EXERCISE DIRECTIONS
Return every line below in which "subsequently" appears.

STORED DATA

◆ ◆ ◆ ◆ ◆

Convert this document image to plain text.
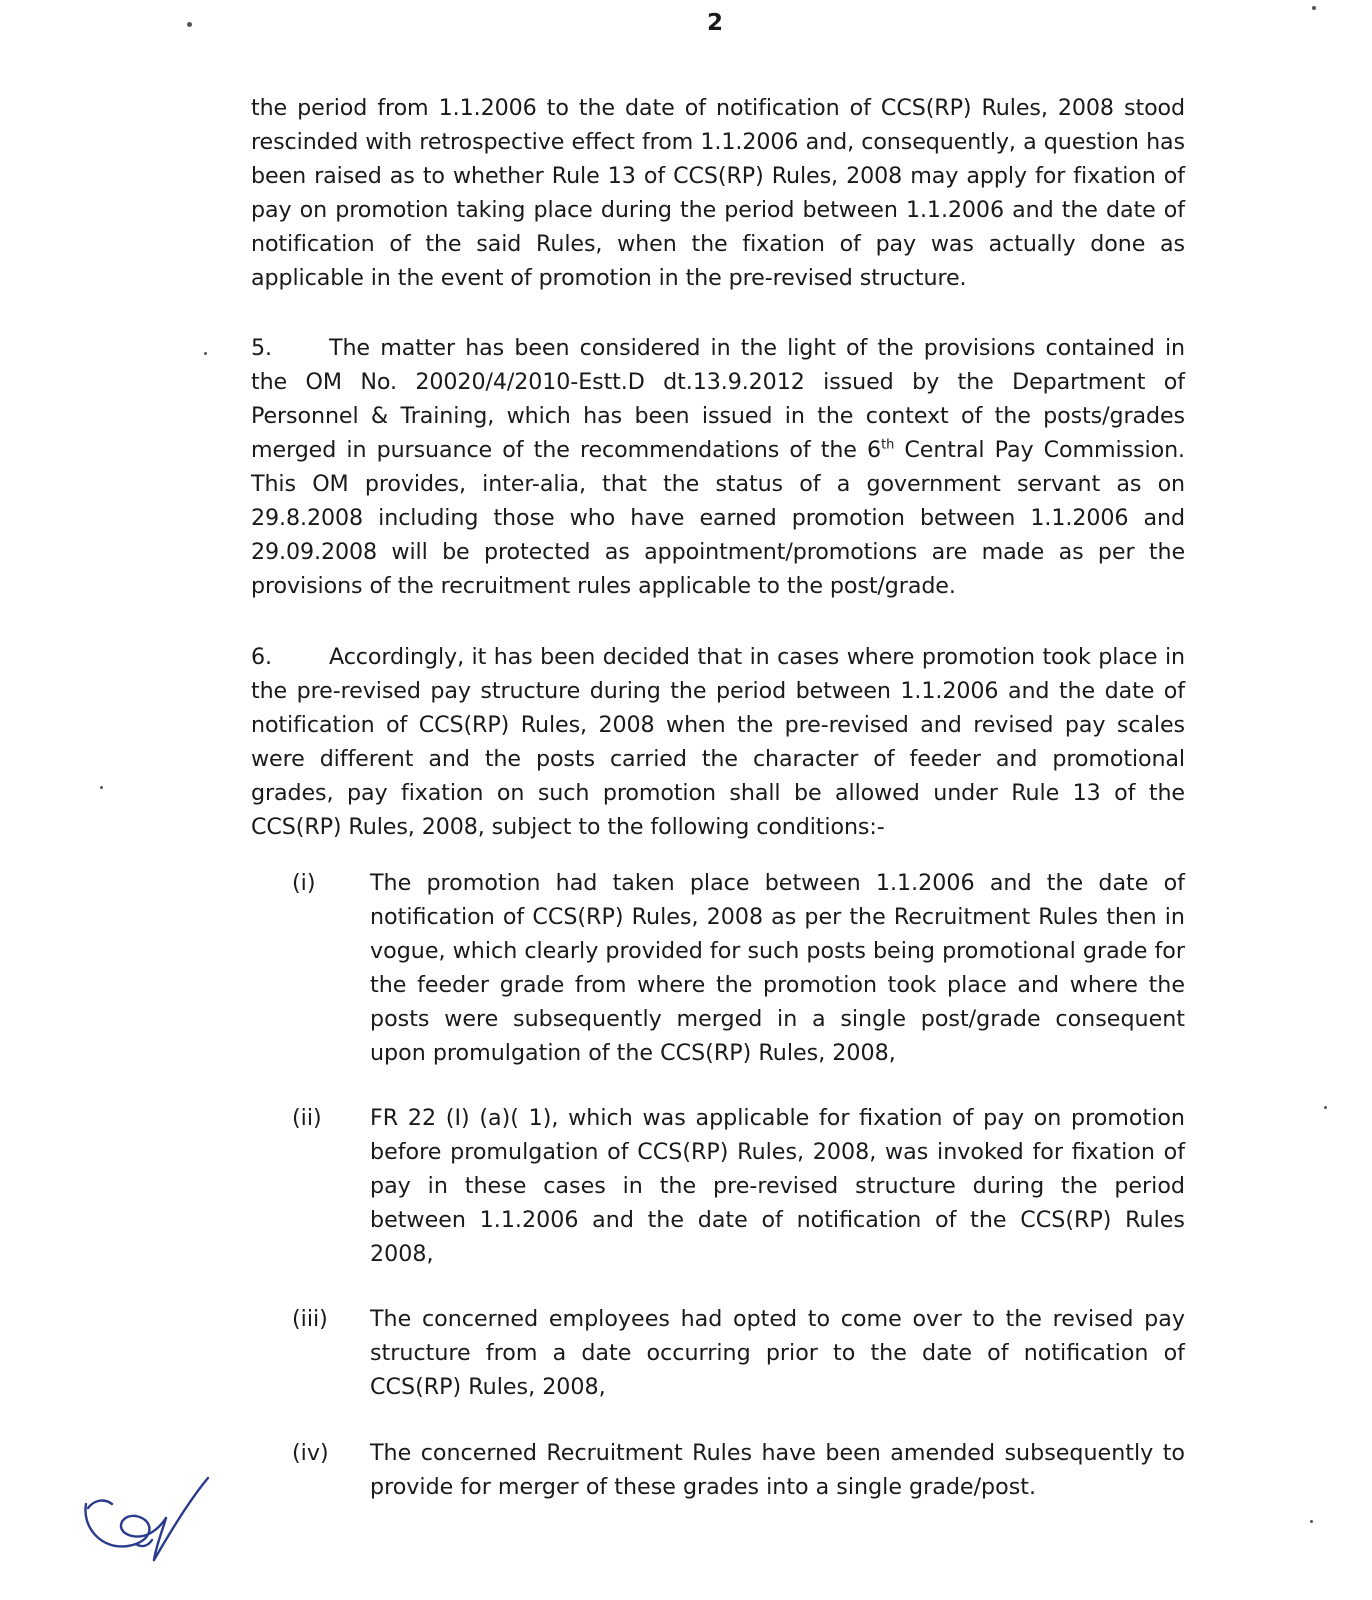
2
the period from 1.1.2006 to the date of notification of CCS(RP) Rules, 2008 stood rescinded with retrospective effect from 1.1.2006 and, consequently, a question has been raised as to whether Rule 13 of CCS(RP) Rules, 2008 may apply for fixation of pay on promotion taking place during the period between 1.1.2006 and the date of notification of the said Rules, when the fixation of pay was actually done as applicable in the event of promotion in the pre-revised structure.
5.	The matter has been considered in the light of the provisions contained in the OM No. 20020/4/2010-Estt.D dt.13.9.2012 issued by the Department of Personnel & Training, which has been issued in the context of the posts/grades merged in pursuance of the recommendations of the 6th Central Pay Commission. This OM provides, inter-alia, that the status of a government servant as on 29.8.2008 including those who have earned promotion between 1.1.2006 and 29.09.2008 will be protected as appointment/promotions are made as per the provisions of the recruitment rules applicable to the post/grade.
6.	Accordingly, it has been decided that in cases where promotion took place in the pre-revised pay structure during the period between 1.1.2006 and the date of notification of CCS(RP) Rules, 2008 when the pre-revised and revised pay scales were different and the posts carried the character of feeder and promotional grades, pay fixation on such promotion shall be allowed under Rule 13 of the CCS(RP) Rules, 2008, subject to the following conditions:-
(i)	The promotion had taken place between 1.1.2006 and the date of notification of CCS(RP) Rules, 2008 as per the Recruitment Rules then in vogue, which clearly provided for such posts being promotional grade for the feeder grade from where the promotion took place and where the posts were subsequently merged in a single post/grade consequent upon promulgation of the CCS(RP) Rules, 2008,
(ii)	FR 22 (I) (a)( 1), which was applicable for fixation of pay on promotion before promulgation of CCS(RP) Rules, 2008, was invoked for fixation of pay in these cases in the pre-revised structure during the period between 1.1.2006 and the date of notification of the CCS(RP) Rules 2008,
(iii)	The concerned employees had opted to come over to the revised pay structure from a date occurring prior to the date of notification of CCS(RP) Rules, 2008,
(iv)	The concerned Recruitment Rules have been amended subsequently to provide for merger of these grades into a single grade/post.
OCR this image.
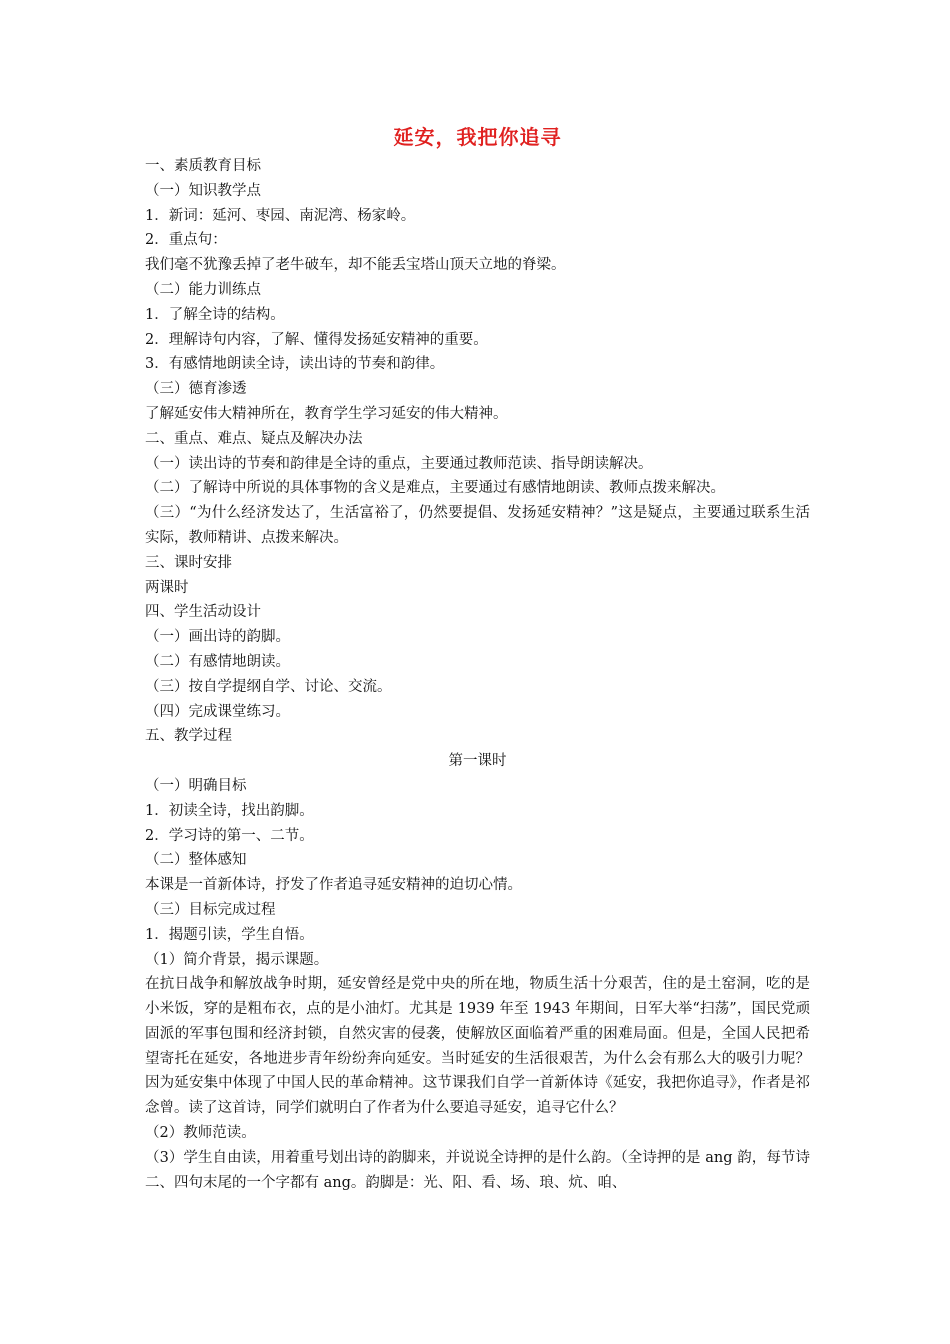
延安，我把你追寻
一、素质教育目标
（一）知识教学点
1．新词：延河、枣园、南泥湾、杨家岭。
2．重点句：
我们毫不犹豫丢掉了老牛破车，却不能丢宝塔山顶天立地的脊梁。
（二）能力训练点
1．了解全诗的结构。
2．理解诗句内容，了解、懂得发扬延安精神的重要。
3．有感情地朗读全诗，读出诗的节奏和韵律。
（三）德育渗透
了解延安伟大精神所在，教育学生学习延安的伟大精神。
二、重点、难点、疑点及解决办法
（一）读出诗的节奏和韵律是全诗的重点，主要通过教师范读、指导朗读解决。
（二）了解诗中所说的具体事物的含义是难点，主要通过有感情地朗读、教师点拨来解决。
（三）“为什么经济发达了，生活富裕了，仍然要提倡、发扬延安精神？”这是疑点，主要通过联系生活实际，教师精讲、点拨来解决。
三、课时安排
两课时
四、学生活动设计
（一）画出诗的韵脚。
（二）有感情地朗读。
（三）按自学提纲自学、讨论、交流。
（四）完成课堂练习。
五、教学过程
第一课时
（一）明确目标
1．初读全诗，找出韵脚。
2．学习诗的第一、二节。
（二）整体感知
本课是一首新体诗，抒发了作者追寻延安精神的迫切心情。
（三）目标完成过程
1．揭题引读，学生自悟。
（1）简介背景，揭示课题。
在抗日战争和解放战争时期，延安曾经是党中央的所在地，物质生活十分艰苦，住的是土窑洞，吃的是小米饭，穿的是粗布衣，点的是小油灯。尤其是 1939 年至 1943 年期间，日军大举“扫荡”，国民党顽固派的军事包围和经济封锁，自然灾害的侵袭，使解放区面临着严重的困难局面。但是，全国人民把希望寄托在延安，各地进步青年纷纷奔向延安。当时延安的生活很艰苦，为什么会有那么大的吸引力呢？因为延安集中体现了中国人民的革命精神。这节课我们自学一首新体诗《延安，我把你追寻》，作者是祁念曾。读了这首诗，同学们就明白了作者为什么要追寻延安，追寻它什么？
（2）教师范读。
（3）学生自由读，用着重号划出诗的韵脚来，并说说全诗押的是什么韵。（全诗押的是 ang 韵，每节诗二、四句末尾的一个字都有 ang。韵脚是：光、阳、看、场、琅、炕、咱、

◆ ◆ ◆ ◆ ◆

CORRECT RESPONSE
(i)	The promotion had taken place between 1.1.2006 and the date of notification of CCS(RP) Rules, 2008 as per the Recruitment Rules then in vogue, which clearly provided for such posts being promotional grade for the feeder grade from where the promotion took place and where the posts were subsequently merged in a single post/grade consequent upon promulgation of the CCS(RP) Rules, 2008,
(iv)	The concerned Recruitment Rules have been amended subsequently to provide for merger of these grades into a single grade/post.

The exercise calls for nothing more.